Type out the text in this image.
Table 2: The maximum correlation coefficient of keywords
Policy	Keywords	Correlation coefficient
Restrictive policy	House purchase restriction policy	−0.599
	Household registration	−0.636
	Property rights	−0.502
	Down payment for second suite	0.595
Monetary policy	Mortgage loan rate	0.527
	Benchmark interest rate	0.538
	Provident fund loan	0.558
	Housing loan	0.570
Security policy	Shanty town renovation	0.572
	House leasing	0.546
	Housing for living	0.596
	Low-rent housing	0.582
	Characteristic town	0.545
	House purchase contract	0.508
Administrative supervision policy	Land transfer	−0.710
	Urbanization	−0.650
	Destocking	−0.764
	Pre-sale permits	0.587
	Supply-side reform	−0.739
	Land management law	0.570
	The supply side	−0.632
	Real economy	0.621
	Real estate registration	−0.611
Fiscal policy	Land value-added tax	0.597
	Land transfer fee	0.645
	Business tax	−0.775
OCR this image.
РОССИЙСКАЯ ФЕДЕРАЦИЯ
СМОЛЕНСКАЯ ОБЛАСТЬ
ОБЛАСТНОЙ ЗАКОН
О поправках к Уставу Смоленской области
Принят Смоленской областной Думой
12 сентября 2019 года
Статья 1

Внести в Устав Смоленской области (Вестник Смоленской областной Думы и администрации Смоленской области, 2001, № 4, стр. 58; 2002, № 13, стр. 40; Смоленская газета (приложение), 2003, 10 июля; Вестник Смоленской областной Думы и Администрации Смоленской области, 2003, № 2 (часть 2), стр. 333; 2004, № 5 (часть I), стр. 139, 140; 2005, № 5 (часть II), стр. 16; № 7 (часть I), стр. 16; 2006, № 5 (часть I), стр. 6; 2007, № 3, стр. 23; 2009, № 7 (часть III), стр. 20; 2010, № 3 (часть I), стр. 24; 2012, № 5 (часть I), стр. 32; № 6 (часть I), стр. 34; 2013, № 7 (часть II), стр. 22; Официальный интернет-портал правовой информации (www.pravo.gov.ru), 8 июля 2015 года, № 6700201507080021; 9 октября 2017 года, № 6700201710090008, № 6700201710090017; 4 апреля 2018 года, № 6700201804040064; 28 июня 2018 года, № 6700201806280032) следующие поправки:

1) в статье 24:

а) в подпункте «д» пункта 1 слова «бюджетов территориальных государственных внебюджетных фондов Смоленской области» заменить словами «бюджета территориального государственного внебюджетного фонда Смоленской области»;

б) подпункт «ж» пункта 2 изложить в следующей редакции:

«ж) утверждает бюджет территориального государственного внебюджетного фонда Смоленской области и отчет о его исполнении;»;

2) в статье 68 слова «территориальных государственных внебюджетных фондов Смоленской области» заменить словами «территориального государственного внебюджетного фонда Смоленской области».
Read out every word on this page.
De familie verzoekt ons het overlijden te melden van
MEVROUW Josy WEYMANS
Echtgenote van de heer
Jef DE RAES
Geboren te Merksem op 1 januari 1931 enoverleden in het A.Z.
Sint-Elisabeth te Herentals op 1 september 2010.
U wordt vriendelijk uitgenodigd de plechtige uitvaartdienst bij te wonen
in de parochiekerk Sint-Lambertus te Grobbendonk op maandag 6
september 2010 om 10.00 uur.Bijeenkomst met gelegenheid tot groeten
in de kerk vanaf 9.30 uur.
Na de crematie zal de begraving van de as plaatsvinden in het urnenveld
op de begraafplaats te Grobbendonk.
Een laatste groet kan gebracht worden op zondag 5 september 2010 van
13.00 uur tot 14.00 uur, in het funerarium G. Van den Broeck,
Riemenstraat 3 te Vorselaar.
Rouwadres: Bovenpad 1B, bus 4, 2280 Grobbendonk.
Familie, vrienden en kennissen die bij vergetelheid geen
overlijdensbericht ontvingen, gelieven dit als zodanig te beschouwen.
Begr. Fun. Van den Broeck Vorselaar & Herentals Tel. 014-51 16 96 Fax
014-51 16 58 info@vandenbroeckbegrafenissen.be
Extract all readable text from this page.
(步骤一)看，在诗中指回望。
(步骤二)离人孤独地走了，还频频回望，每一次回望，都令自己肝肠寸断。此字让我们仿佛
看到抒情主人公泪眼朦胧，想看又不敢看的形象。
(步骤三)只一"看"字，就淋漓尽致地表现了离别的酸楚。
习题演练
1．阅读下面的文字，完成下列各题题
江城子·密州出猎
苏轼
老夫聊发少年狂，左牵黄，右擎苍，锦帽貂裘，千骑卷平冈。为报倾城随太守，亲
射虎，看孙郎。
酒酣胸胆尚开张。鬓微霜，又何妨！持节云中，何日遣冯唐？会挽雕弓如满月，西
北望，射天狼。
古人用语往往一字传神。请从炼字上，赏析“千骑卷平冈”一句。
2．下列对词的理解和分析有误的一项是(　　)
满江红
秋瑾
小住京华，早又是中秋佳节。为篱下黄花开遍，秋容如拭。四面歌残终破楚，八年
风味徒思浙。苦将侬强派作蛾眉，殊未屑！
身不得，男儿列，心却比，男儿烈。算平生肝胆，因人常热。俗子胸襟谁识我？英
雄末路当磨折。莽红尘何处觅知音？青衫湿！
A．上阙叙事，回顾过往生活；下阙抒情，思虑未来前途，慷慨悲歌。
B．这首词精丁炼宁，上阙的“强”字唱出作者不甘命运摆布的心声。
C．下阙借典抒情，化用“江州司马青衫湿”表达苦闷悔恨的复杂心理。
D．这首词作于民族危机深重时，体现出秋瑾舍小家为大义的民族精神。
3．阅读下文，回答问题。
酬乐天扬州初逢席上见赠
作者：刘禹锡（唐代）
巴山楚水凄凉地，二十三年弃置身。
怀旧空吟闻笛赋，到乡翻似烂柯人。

→ Task to complete
Each line above must be reproduced exactly as it stands.

→ Response
Type out the text in this image.
Table 2: The maximum correlation coefficient of keywords
Policy	Keywords	Correlation coefficient
Restrictive policy	House purchase restriction policy	−0.599
	Household registration	−0.636
	Property rights	−0.502
	Down payment for second suite	0.595
Monetary policy	Mortgage loan rate	0.527
	Benchmark interest rate	0.538
	Provident fund loan	0.558
	Housing loan	0.570
Security policy	Shanty town renovation	0.572
	House leasing	0.546
	Housing for living	0.596
	Low-rent housing	0.582
	Characteristic town	0.545
	House purchase contract	0.508
Administrative supervision policy	Land transfer	−0.710
	Urbanization	−0.650
	Destocking	−0.764
	Pre-sale permits	0.587
	Supply-side reform	−0.739
	Land management law	0.570
	The supply side	−0.632
	Real economy	0.621
	Real estate registration	−0.611
Fiscal policy	Land value-added tax	0.597
	Land transfer fee	0.645
	Business tax	−0.775
OCR this image.
РОССИЙСКАЯ ФЕДЕРАЦИЯ
СМОЛЕНСКАЯ ОБЛАСТЬ
ОБЛАСТНОЙ ЗАКОН
О поправках к Уставу Смоленской области
Принят Смоленской областной Думой
12 сентября 2019 года
Статья 1

Внести в Устав Смоленской области (Вестник Смоленской областной Думы и администрации Смоленской области, 2001, № 4, стр. 58; 2002, № 13, стр. 40; Смоленская газета (приложение), 2003, 10 июля; Вестник Смоленской областной Думы и Администрации Смоленской области, 2003, № 2 (часть 2), стр. 333; 2004, № 5 (часть I), стр. 139, 140; 2005, № 5 (часть II), стр. 16; № 7 (часть I), стр. 16; 2006, № 5 (часть I), стр. 6; 2007, № 3, стр. 23; 2009, № 7 (часть III), стр. 20; 2010, № 3 (часть I), стр. 24; 2012, № 5 (часть I), стр. 32; № 6 (часть I), стр. 34; 2013, № 7 (часть II), стр. 22; Официальный интернет-портал правовой информации (www.pravo.gov.ru), 8 июля 2015 года, № 6700201507080021; 9 октября 2017 года, № 6700201710090008, № 6700201710090017; 4 апреля 2018 года, № 6700201804040064; 28 июня 2018 года, № 6700201806280032) следующие поправки:

1) в статье 24:

а) в подпункте «д» пункта 1 слова «бюджетов территориальных государственных внебюджетных фондов Смоленской области» заменить словами «бюджета территориального государственного внебюджетного фонда Смоленской области»;

б) подпункт «ж» пункта 2 изложить в следующей редакции:

«ж) утверждает бюджет территориального государственного внебюджетного фонда Смоленской области и отчет о его исполнении;»;

2) в статье 68 слова «территориальных государственных внебюджетных фондов Смоленской области» заменить словами «территориального государственного внебюджетного фонда Смоленской области».
Read out every word on this page.
De familie verzoekt ons het overlijden te melden van
MEVROUW Josy WEYMANS
Echtgenote van de heer
Jef DE RAES
Geboren te Merksem op 1 januari 1931 enoverleden in het A.Z.
Sint-Elisabeth te Herentals op 1 september 2010.
U wordt vriendelijk uitgenodigd de plechtige uitvaartdienst bij te wonen
in de parochiekerk Sint-Lambertus te Grobbendonk op maandag 6
september 2010 om 10.00 uur.Bijeenkomst met gelegenheid tot groeten
in de kerk vanaf 9.30 uur.
Na de crematie zal de begraving van de as plaatsvinden in het urnenveld
op de begraafplaats te Grobbendonk.
Een laatste groet kan gebracht worden op zondag 5 september 2010 van
13.00 uur tot 14.00 uur, in het funerarium G. Van den Broeck,
Riemenstraat 3 te Vorselaar.
Rouwadres: Bovenpad 1B, bus 4, 2280 Grobbendonk.
Familie, vrienden en kennissen die bij vergetelheid geen
overlijdensbericht ontvingen, gelieven dit als zodanig te beschouwen.
Begr. Fun. Van den Broeck Vorselaar & Herentals Tel. 014-51 16 96 Fax
014-51 16 58 info@vandenbroeckbegrafenissen.be
Extract all readable text from this page.
(步骤一)看，在诗中指回望。
(步骤二)离人孤独地走了，还频频回望，每一次回望，都令自己肝肠寸断。此字让我们仿佛
看到抒情主人公泪眼朦胧，想看又不敢看的形象。
(步骤三)只一"看"字，就淋漓尽致地表现了离别的酸楚。
习题演练
1．阅读下面的文字，完成下列各题题
江城子·密州出猎
苏轼
老夫聊发少年狂，左牵黄，右擎苍，锦帽貂裘，千骑卷平冈。为报倾城随太守，亲
射虎，看孙郎。
酒酣胸胆尚开张。鬓微霜，又何妨！持节云中，何日遣冯唐？会挽雕弓如满月，西
北望，射天狼。
古人用语往往一字传神。请从炼字上，赏析“千骑卷平冈”一句。
2．下列对词的理解和分析有误的一项是(　　)
满江红
秋瑾
小住京华，早又是中秋佳节。为篱下黄花开遍，秋容如拭。四面歌残终破楚，八年
风味徒思浙。苦将侬强派作蛾眉，殊未屑！
身不得，男儿列，心却比，男儿烈。算平生肝胆，因人常热。俗子胸襟谁识我？英
雄末路当磨折。莽红尘何处觅知音？青衫湿！
A．上阙叙事，回顾过往生活；下阙抒情，思虑未来前途，慷慨悲歌。
B．这首词精丁炼宁，上阙的“强”字唱出作者不甘命运摆布的心声。
C．下阙借典抒情，化用“江州司马青衫湿”表达苦闷悔恨的复杂心理。
D．这首词作于民族危机深重时，体现出秋瑾舍小家为大义的民族精神。
3．阅读下文，回答问题。
酬乐天扬州初逢席上见赠
作者：刘禹锡（唐代）
巴山楚水凄凉地，二十三年弃置身。
怀旧空吟闻笛赋，到乡翻似烂柯人。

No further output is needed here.